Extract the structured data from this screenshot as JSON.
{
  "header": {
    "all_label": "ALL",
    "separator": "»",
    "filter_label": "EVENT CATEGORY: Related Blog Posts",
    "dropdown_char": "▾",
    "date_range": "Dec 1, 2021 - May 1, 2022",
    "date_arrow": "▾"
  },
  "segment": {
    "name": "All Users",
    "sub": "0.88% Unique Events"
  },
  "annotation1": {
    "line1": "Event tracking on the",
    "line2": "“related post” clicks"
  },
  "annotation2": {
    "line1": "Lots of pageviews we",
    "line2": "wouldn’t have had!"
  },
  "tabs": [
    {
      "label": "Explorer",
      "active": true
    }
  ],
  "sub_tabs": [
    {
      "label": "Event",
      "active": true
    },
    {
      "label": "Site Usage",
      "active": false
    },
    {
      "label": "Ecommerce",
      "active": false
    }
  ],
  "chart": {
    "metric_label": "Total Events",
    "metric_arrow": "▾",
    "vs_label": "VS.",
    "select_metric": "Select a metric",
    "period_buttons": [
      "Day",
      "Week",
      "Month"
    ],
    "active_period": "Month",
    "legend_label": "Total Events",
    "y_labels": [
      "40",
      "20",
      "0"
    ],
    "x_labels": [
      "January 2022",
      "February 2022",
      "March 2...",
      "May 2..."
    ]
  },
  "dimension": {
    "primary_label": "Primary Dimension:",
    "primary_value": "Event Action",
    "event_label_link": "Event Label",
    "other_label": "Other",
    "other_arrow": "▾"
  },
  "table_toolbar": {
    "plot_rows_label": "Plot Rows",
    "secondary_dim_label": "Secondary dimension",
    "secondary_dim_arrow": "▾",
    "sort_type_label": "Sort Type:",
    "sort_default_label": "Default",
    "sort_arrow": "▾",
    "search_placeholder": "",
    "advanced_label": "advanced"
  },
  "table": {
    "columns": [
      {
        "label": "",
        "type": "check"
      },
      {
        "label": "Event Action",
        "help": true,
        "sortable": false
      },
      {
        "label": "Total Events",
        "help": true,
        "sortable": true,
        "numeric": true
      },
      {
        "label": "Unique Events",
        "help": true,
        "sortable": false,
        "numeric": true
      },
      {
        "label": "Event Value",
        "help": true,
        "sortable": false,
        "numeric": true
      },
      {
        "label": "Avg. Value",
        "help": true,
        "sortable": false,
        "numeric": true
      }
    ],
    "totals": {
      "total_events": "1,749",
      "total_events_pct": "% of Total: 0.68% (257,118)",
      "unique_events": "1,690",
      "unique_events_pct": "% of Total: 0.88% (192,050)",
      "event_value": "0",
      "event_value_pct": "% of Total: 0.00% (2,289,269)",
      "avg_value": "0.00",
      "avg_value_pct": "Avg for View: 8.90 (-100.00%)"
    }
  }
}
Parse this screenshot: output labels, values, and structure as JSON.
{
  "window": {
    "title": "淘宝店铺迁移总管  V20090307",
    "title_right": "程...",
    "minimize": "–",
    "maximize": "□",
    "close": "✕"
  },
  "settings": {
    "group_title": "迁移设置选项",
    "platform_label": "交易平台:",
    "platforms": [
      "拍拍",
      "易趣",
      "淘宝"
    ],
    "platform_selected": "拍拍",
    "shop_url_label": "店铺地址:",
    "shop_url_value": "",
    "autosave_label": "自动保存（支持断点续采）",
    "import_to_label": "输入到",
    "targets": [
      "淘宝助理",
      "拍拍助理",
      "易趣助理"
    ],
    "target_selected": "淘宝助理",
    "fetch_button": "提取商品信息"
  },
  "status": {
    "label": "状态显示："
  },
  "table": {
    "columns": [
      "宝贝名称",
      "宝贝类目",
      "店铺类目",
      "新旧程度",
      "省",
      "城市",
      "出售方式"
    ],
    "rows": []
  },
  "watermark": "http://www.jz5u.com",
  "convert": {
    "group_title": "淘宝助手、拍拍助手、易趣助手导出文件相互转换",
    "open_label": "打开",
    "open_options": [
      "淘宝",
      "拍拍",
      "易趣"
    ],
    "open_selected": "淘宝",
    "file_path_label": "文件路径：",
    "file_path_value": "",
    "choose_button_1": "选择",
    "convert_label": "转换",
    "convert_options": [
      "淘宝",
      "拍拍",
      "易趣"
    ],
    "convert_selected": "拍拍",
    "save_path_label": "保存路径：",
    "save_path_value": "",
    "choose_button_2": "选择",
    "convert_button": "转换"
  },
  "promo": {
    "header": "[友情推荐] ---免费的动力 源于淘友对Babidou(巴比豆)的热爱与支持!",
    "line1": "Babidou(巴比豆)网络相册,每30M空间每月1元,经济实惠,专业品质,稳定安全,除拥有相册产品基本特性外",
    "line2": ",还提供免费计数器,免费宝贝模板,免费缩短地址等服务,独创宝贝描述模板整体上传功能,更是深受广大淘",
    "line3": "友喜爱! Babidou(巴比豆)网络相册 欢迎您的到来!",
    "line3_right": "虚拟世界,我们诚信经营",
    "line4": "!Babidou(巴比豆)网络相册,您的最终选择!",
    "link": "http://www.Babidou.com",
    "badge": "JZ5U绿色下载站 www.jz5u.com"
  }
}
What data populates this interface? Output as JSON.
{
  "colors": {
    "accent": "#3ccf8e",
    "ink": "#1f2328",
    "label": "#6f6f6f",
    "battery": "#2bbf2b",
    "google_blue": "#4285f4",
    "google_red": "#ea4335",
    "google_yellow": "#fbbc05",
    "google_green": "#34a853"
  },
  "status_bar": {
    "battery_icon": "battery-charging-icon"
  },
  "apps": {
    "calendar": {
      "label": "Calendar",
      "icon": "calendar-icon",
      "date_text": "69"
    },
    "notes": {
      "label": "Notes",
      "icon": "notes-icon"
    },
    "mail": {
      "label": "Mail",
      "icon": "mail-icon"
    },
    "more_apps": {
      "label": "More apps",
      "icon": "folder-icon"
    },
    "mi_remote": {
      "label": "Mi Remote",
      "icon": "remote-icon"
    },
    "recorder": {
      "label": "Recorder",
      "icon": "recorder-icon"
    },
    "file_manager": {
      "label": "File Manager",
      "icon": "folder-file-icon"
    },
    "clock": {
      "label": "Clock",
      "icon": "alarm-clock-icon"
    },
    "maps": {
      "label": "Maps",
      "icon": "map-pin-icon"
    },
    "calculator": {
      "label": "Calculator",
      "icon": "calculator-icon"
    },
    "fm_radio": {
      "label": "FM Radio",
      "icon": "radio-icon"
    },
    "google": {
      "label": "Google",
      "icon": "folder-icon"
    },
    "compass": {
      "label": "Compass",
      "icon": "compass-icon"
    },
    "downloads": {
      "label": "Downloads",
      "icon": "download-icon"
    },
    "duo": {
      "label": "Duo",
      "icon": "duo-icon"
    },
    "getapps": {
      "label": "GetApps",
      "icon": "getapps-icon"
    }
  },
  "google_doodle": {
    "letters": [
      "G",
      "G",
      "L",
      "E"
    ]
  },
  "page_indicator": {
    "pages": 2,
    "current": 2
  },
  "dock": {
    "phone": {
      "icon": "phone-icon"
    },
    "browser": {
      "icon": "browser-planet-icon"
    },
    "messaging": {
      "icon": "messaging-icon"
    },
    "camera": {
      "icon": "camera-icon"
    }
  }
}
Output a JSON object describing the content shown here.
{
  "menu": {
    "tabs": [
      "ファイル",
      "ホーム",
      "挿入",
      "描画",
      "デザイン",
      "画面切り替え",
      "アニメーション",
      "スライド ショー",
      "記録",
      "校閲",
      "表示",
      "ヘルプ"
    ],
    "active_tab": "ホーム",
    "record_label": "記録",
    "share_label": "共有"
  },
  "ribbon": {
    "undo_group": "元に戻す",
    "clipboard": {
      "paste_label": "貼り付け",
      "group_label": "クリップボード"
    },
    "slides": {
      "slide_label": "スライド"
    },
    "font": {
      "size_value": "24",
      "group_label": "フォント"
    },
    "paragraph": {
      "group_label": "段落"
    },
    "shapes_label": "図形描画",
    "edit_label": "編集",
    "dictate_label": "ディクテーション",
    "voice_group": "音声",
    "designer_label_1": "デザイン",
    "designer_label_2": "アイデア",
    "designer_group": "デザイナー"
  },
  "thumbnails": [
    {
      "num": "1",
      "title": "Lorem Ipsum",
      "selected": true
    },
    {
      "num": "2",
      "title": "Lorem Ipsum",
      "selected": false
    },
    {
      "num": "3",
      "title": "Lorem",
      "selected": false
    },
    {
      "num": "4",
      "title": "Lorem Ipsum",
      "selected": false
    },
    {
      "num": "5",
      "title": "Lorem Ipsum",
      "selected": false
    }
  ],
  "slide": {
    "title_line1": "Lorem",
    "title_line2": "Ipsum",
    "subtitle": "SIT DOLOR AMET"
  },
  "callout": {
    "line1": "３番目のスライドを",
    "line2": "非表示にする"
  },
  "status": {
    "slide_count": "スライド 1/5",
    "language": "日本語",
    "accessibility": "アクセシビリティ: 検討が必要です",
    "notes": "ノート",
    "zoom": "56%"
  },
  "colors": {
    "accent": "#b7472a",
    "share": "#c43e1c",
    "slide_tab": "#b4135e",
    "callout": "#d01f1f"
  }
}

WORK TO COMPLETE >> Using the listing above, return all lines where the word "网络相册" occurs.

TASK RESPONSE >>
    "line1": "Babidou(巴比豆)网络相册,每30M空间每月1元,经济实惠,专业品质,稳定安全,除拥有相册产品基本特性外",
    "line3": "友喜爱! Babidou(巴比豆)网络相册 欢迎您的到来!",
    "line4": "!Babidou(巴比豆)网络相册,您的最终选择!",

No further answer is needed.